- [REQUIREMENTS]:
With pictures omitted, copy exactly the lines from the one containing "Parse this chart and return its data as JSON." through the end of the records below.

- [STORED RECORDS]:
▶

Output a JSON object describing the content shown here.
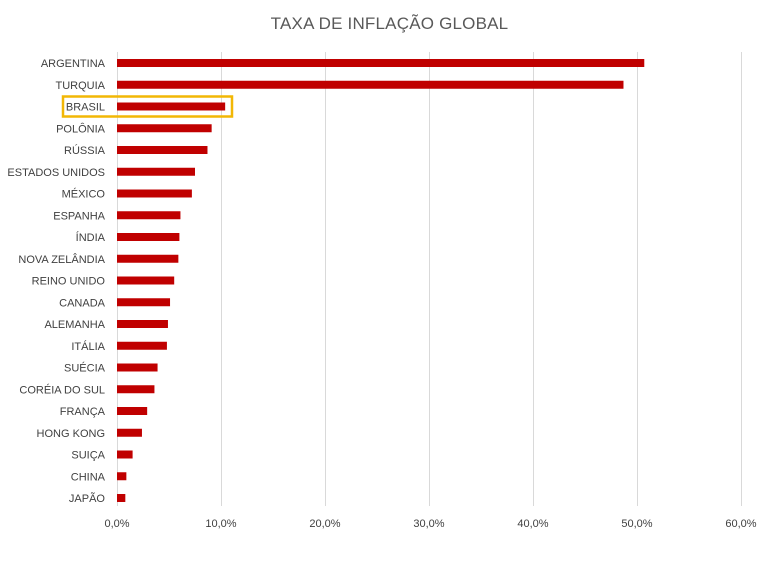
{
  "chart_data": {
    "type": "bar",
    "orientation": "horizontal",
    "title": "TAXA DE INFLAÇÃO GLOBAL",
    "xlabel": "",
    "ylabel": "",
    "categories": [
      "ARGENTINA",
      "TURQUIA",
      "BRASIL",
      "POLÔNIA",
      "RÚSSIA",
      "ESTADOS UNIDOS",
      "MÉXICO",
      "ESPANHA",
      "ÍNDIA",
      "NOVA ZELÂNDIA",
      "REINO UNIDO",
      "CANADA",
      "ALEMANHA",
      "ITÁLIA",
      "SUÉCIA",
      "CORÉIA DO SUL",
      "FRANÇA",
      "HONG KONG",
      "SUIÇA",
      "CHINA",
      "JAPÃO"
    ],
    "values": [
      50.7,
      48.7,
      10.4,
      9.1,
      8.7,
      7.5,
      7.2,
      6.1,
      6.0,
      5.9,
      5.5,
      5.1,
      4.9,
      4.8,
      3.9,
      3.6,
      2.9,
      2.4,
      1.5,
      0.9,
      0.8
    ],
    "xlim": [
      0,
      60
    ],
    "xticks": [
      "0,0%",
      "10,0%",
      "20,0%",
      "30,0%",
      "40,0%",
      "50,0%",
      "60,0%"
    ],
    "xtick_values": [
      0,
      10,
      20,
      30,
      40,
      50,
      60
    ],
    "grid": true,
    "legend": "none",
    "highlighted_category": "BRASIL",
    "colors": {
      "bar": "#C00000",
      "highlight_box": "#F2B705",
      "grid": "#D9D9D9"
    }
  }
}
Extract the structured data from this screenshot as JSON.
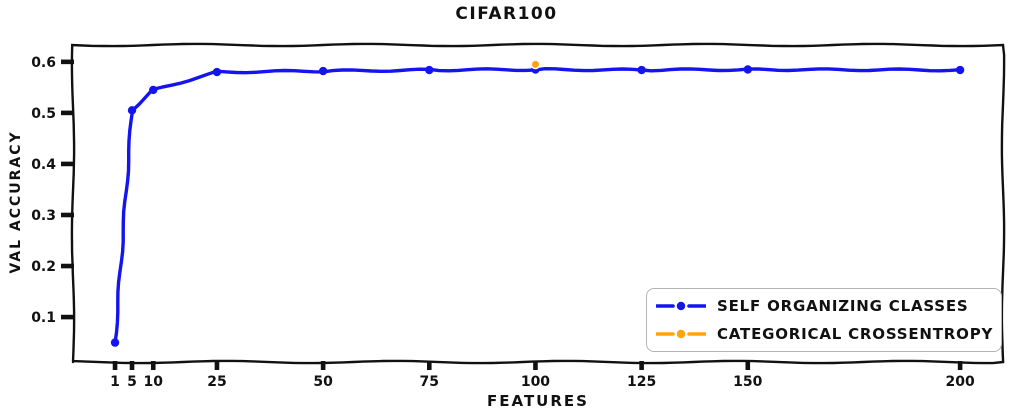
{
  "chart_data": {
    "type": "line",
    "title": "CIFAR100",
    "xlabel": "FEATURES",
    "ylabel": "VAL ACCURACY",
    "style": "xkcd-hand-drawn",
    "grid": false,
    "legend_position": "lower right",
    "xlim": [
      -8.9,
      210.1
    ],
    "ylim": [
      0.012,
      0.633
    ],
    "x_ticks": [
      1,
      5,
      10,
      25,
      50,
      75,
      100,
      125,
      150,
      200
    ],
    "y_ticks": [
      0.1,
      0.2,
      0.3,
      0.4,
      0.5,
      0.6
    ],
    "axis_color": "#111111",
    "series": [
      {
        "name": "SELF ORGANIZING CLASSES",
        "color": "#1414ee",
        "marker": "circle",
        "x": [
          1,
          5,
          10,
          25,
          50,
          75,
          100,
          125,
          150,
          200
        ],
        "y": [
          0.05,
          0.505,
          0.545,
          0.58,
          0.582,
          0.584,
          0.585,
          0.584,
          0.585,
          0.584
        ]
      },
      {
        "name": "CATEGORICAL CROSSENTROPY",
        "color": "#ffa508",
        "marker": "circle",
        "marker_edge": "#ffffff",
        "x": [
          100
        ],
        "y": [
          0.595
        ]
      }
    ]
  }
}
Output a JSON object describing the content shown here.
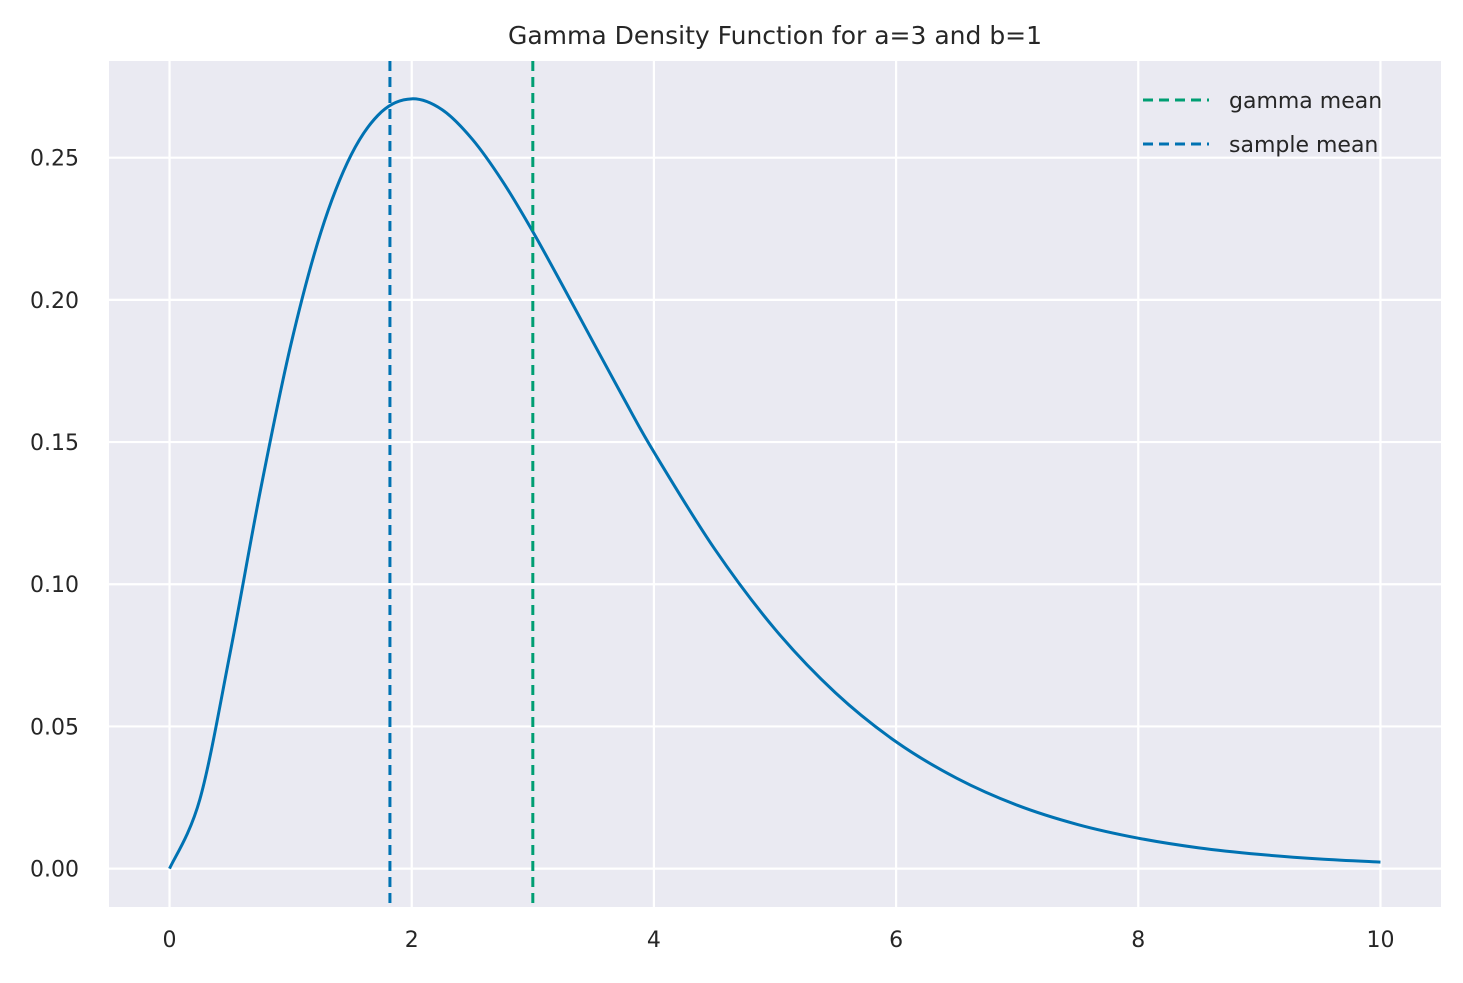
{
  "chart_data": {
    "type": "line",
    "title": "Gamma Density Function for a=3 and b=1",
    "xlabel": "",
    "ylabel": "",
    "xlim": [
      -0.5,
      10.5
    ],
    "ylim": [
      -0.0135,
      0.284
    ],
    "xticks": [
      0,
      2,
      4,
      6,
      8,
      10
    ],
    "xtick_labels": [
      "0",
      "2",
      "4",
      "6",
      "8",
      "10"
    ],
    "yticks": [
      0.0,
      0.05,
      0.1,
      0.15,
      0.2,
      0.25
    ],
    "ytick_labels": [
      "0.00",
      "0.05",
      "0.10",
      "0.15",
      "0.20",
      "0.25"
    ],
    "grid": true,
    "background_color": "#eaeaf2",
    "grid_color": "#ffffff",
    "legend_position": "top-right",
    "series": [
      {
        "color": "#0072b2",
        "style": "solid",
        "x": [
          0,
          0.25,
          0.5,
          0.75,
          1.0,
          1.25,
          1.5,
          1.75,
          2.0,
          2.25,
          2.5,
          2.75,
          3.0,
          3.25,
          3.5,
          3.75,
          4.0,
          4.5,
          5.0,
          5.5,
          6.0,
          6.5,
          7.0,
          7.5,
          8.0,
          8.5,
          9.0,
          9.5,
          10.0
        ],
        "y": [
          0.0,
          0.0243,
          0.0758,
          0.1329,
          0.1839,
          0.2238,
          0.251,
          0.2661,
          0.2707,
          0.2669,
          0.2565,
          0.2417,
          0.224,
          0.2047,
          0.185,
          0.1654,
          0.1465,
          0.1125,
          0.0842,
          0.0618,
          0.0446,
          0.0318,
          0.0223,
          0.0155,
          0.0107,
          0.0073,
          0.005,
          0.0034,
          0.0023
        ]
      }
    ],
    "vlines": [
      {
        "name": "gamma mean",
        "x": 3.0,
        "color": "#009e73",
        "style": "dashed"
      },
      {
        "name": "sample mean",
        "x": 1.82,
        "color": "#0072b2",
        "style": "dashed"
      }
    ]
  }
}
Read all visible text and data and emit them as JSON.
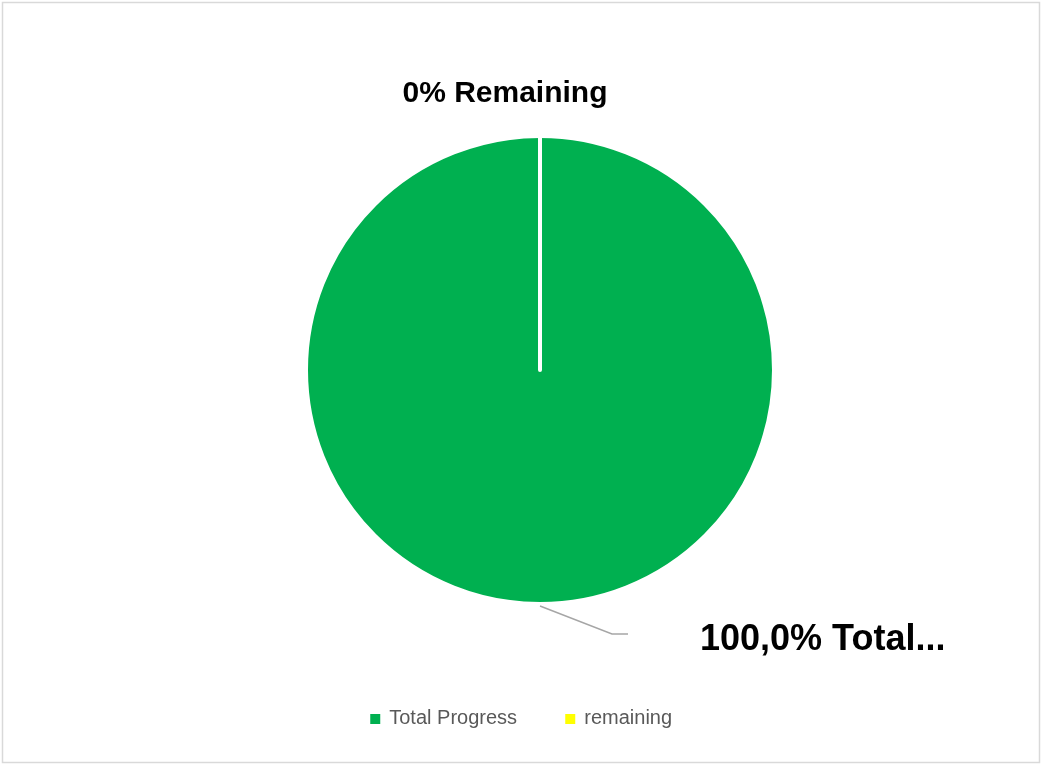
{
  "chart_data": {
    "type": "pie",
    "categories": [
      "Total Progress",
      "remaining"
    ],
    "values": [
      100,
      0
    ],
    "colors": [
      "#00b050",
      "#ffff00"
    ],
    "value_labels": [
      "100,0% Total...",
      "0% Remaining"
    ],
    "legend": "bottom"
  }
}
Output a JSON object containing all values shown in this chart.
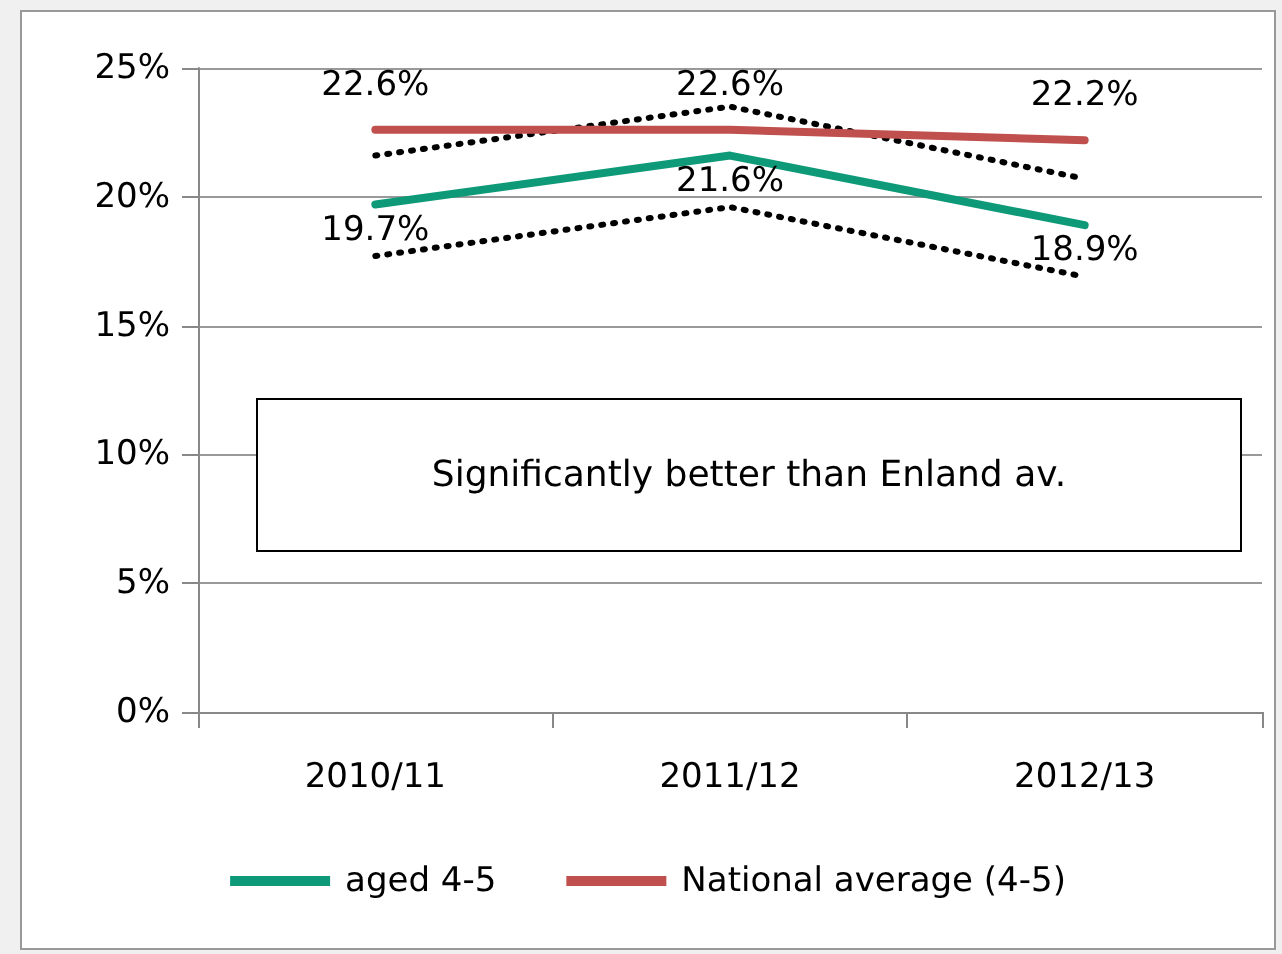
{
  "chart_data": {
    "type": "line",
    "categories": [
      "2010/11",
      "2011/12",
      "2012/13"
    ],
    "series": [
      {
        "name": "aged 4-5",
        "color": "#0e9a78",
        "values": [
          19.7,
          21.6,
          18.9
        ],
        "value_labels": [
          "19.7%",
          "21.6%",
          "18.9%"
        ]
      },
      {
        "name": "National average (4-5)",
        "color": "#c0504d",
        "values": [
          22.6,
          22.6,
          22.2
        ],
        "value_labels": [
          "22.6%",
          "22.6%",
          "22.2%"
        ]
      },
      {
        "color": "#000000",
        "line_style": "dotted",
        "values": [
          21.6,
          23.5,
          20.7
        ]
      },
      {
        "color": "#000000",
        "line_style": "dotted",
        "values": [
          17.7,
          19.6,
          16.9
        ]
      }
    ],
    "ylim": [
      0,
      25
    ],
    "yticks": [
      {
        "value": 0,
        "label": "0%"
      },
      {
        "value": 5,
        "label": "5%"
      },
      {
        "value": 10,
        "label": "10%"
      },
      {
        "value": 15,
        "label": "15%"
      },
      {
        "value": 20,
        "label": "20%"
      },
      {
        "value": 25,
        "label": "25%"
      }
    ],
    "grid": "y",
    "legend": "bottom",
    "marker": "none",
    "line_style": "solid",
    "annotations": [
      "Significantly better than Enland av."
    ]
  }
}
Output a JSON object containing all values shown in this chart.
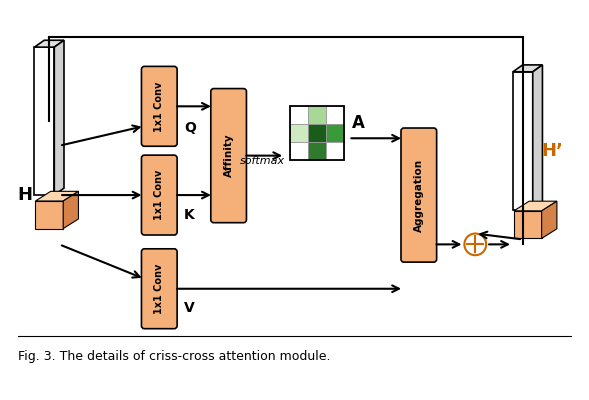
{
  "title": "Fig. 3. The details of criss-cross attention module.",
  "bg_color": "#ffffff",
  "box_color": "#f5b07a",
  "matrix_colors": [
    [
      "#ffffff",
      "#a8d898",
      "#ffffff"
    ],
    [
      "#d0eac0",
      "#1a5c1a",
      "#3a9a3a"
    ],
    [
      "#ffffff",
      "#2e7a2e",
      "#ffffff"
    ]
  ],
  "H_label": "H",
  "Hp_label": "H’",
  "A_label": "A",
  "Q_label": "Q",
  "K_label": "K",
  "V_label": "V",
  "softmax_label": "softmax"
}
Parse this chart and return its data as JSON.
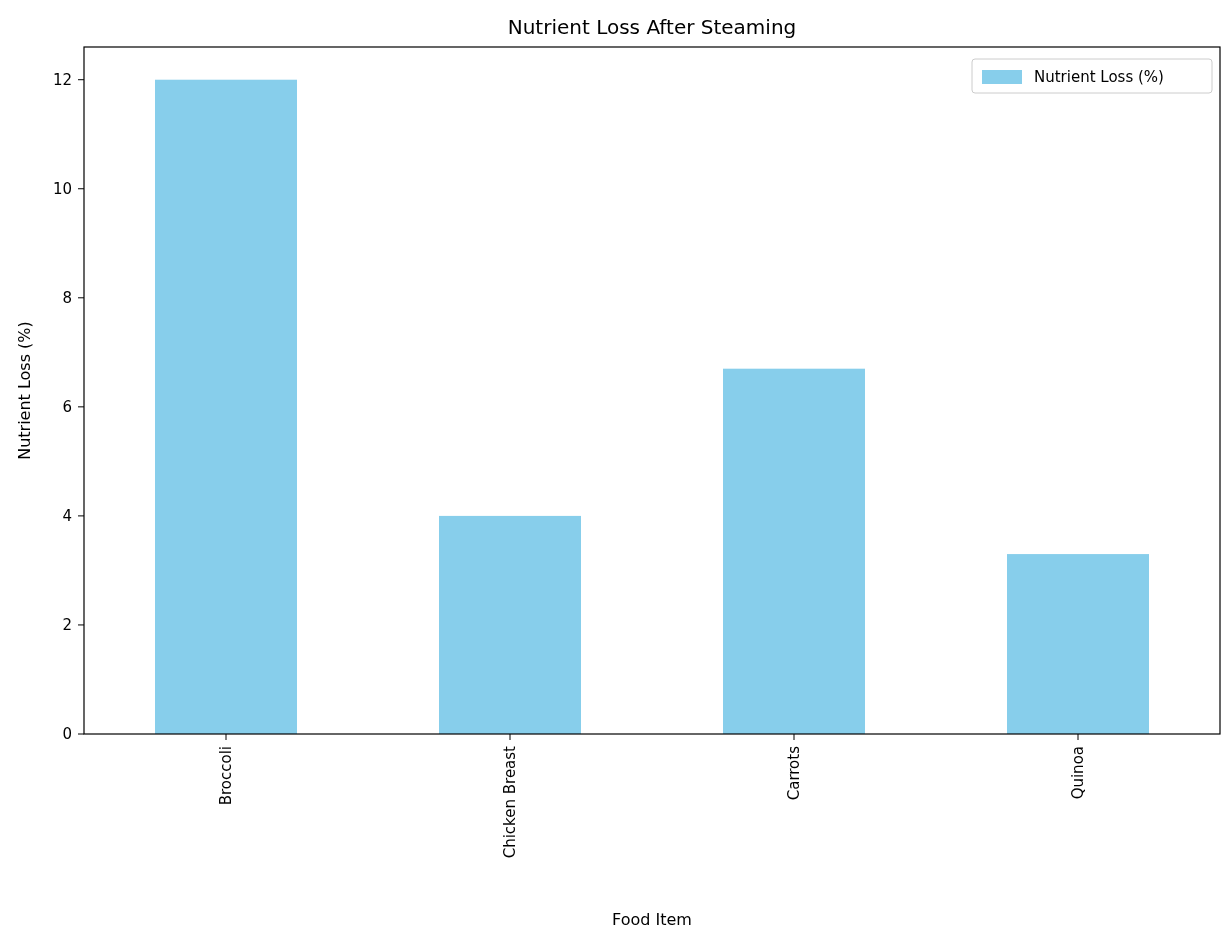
{
  "chart_data": {
    "type": "bar",
    "title": "Nutrient Loss After Steaming",
    "xlabel": "Food Item",
    "ylabel": "Nutrient Loss (%)",
    "categories": [
      "Broccoli",
      "Chicken Breast",
      "Carrots",
      "Quinoa"
    ],
    "series": [
      {
        "name": "Nutrient Loss (%)",
        "color": "#87ceeb",
        "values": [
          12,
          4,
          6.7,
          3.3
        ]
      }
    ],
    "ylim": [
      0,
      12.6
    ],
    "yticks": [
      0,
      2,
      4,
      6,
      8,
      10,
      12
    ],
    "legend": "top right",
    "grid": false
  }
}
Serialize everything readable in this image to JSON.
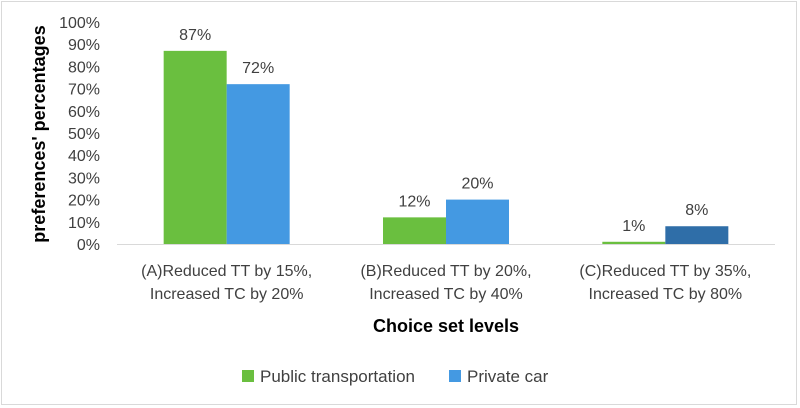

◀

- [SOLUTION TO THIS PROBLEM]:
Parse this chart and return its data as JSON.
{
  "chart_data": {
    "type": "bar",
    "title": "Nutrient Loss After Steaming",
    "xlabel": "Food Item",
    "ylabel": "Nutrient Loss (%)",
    "categories": [
      "Broccoli",
      "Chicken Breast",
      "Carrots",
      "Quinoa"
    ],
    "series": [
      {
        "name": "Nutrient Loss (%)",
        "color": "#87ceeb",
        "values": [
          12,
          4,
          6.7,
          3.3
        ]
      }
    ],
    "ylim": [
      0,
      12.6
    ],
    "yticks": [
      0,
      2,
      4,
      6,
      8,
      10,
      12
    ],
    "legend": "top right",
    "grid": false
  }
}
Serialize everything readable in this image to JSON.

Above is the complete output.